Some records:
======

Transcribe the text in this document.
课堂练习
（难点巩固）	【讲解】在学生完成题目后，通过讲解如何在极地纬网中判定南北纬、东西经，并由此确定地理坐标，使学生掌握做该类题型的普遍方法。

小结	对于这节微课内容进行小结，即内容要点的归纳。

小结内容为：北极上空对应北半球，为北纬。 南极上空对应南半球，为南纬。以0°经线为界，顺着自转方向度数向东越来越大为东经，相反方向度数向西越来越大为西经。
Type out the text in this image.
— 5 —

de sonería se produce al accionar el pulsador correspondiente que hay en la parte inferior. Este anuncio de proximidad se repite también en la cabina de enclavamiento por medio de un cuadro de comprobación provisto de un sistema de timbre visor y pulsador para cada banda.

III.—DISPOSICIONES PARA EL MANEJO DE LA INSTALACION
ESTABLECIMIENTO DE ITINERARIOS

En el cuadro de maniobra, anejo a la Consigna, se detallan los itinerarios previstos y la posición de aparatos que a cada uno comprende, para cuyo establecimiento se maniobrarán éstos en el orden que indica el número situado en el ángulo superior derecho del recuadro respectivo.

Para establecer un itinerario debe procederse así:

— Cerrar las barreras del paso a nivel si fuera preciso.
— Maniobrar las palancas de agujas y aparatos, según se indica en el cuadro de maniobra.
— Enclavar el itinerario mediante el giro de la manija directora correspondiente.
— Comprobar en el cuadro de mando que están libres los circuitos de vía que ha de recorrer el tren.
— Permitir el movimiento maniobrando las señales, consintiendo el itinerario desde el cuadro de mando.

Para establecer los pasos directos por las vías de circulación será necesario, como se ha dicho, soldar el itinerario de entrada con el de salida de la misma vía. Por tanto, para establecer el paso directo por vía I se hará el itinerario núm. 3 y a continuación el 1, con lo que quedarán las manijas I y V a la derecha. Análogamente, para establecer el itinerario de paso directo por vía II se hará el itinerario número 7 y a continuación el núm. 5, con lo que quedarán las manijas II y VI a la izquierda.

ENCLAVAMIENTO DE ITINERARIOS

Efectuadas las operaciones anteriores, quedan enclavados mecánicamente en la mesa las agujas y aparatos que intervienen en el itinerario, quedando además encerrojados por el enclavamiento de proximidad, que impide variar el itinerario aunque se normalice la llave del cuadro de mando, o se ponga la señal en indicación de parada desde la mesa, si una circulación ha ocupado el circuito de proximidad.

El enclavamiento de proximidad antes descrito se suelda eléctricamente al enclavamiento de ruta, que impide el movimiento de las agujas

======

_WHAT IS NEEDED_.
Extract all of the data above and output it character for character.

_TASK OUTPUT_.
Transcribe the text in this document.
课堂练习
（难点巩固）	【讲解】在学生完成题目后，通过讲解如何在极地纬网中判定南北纬、东西经，并由此确定地理坐标，使学生掌握做该类题型的普遍方法。

小结	对于这节微课内容进行小结，即内容要点的归纳。

小结内容为：北极上空对应北半球，为北纬。 南极上空对应南半球，为南纬。以0°经线为界，顺着自转方向度数向东越来越大为东经，相反方向度数向西越来越大为西经。
Type out the text in this image.
— 5 —

de sonería se produce al accionar el pulsador correspondiente que hay en la parte inferior. Este anuncio de proximidad se repite también en la cabina de enclavamiento por medio de un cuadro de comprobación provisto de un sistema de timbre visor y pulsador para cada banda.

III.—DISPOSICIONES PARA EL MANEJO DE LA INSTALACION
ESTABLECIMIENTO DE ITINERARIOS

En el cuadro de maniobra, anejo a la Consigna, se detallan los itinerarios previstos y la posición de aparatos que a cada uno comprende, para cuyo establecimiento se maniobrarán éstos en el orden que indica el número situado en el ángulo superior derecho del recuadro respectivo.

Para establecer un itinerario debe procederse así:

— Cerrar las barreras del paso a nivel si fuera preciso.
— Maniobrar las palancas de agujas y aparatos, según se indica en el cuadro de maniobra.
— Enclavar el itinerario mediante el giro de la manija directora correspondiente.
— Comprobar en el cuadro de mando que están libres los circuitos de vía que ha de recorrer el tren.
— Permitir el movimiento maniobrando las señales, consintiendo el itinerario desde el cuadro de mando.

Para establecer los pasos directos por las vías de circulación será necesario, como se ha dicho, soldar el itinerario de entrada con el de salida de la misma vía. Por tanto, para establecer el paso directo por vía I se hará el itinerario núm. 3 y a continuación el 1, con lo que quedarán las manijas I y V a la derecha. Análogamente, para establecer el itinerario de paso directo por vía II se hará el itinerario número 7 y a continuación el núm. 5, con lo que quedarán las manijas II y VI a la izquierda.

ENCLAVAMIENTO DE ITINERARIOS

Efectuadas las operaciones anteriores, quedan enclavados mecánicamente en la mesa las agujas y aparatos que intervienen en el itinerario, quedando además encerrojados por el enclavamiento de proximidad, que impide variar el itinerario aunque se normalice la llave del cuadro de mando, o se ponga la señal en indicación de parada desde la mesa, si una circulación ha ocupado el circuito de proximidad.

El enclavamiento de proximidad antes descrito se suelda eléctricamente al enclavamiento de ruta, que impide el movimiento de las agujas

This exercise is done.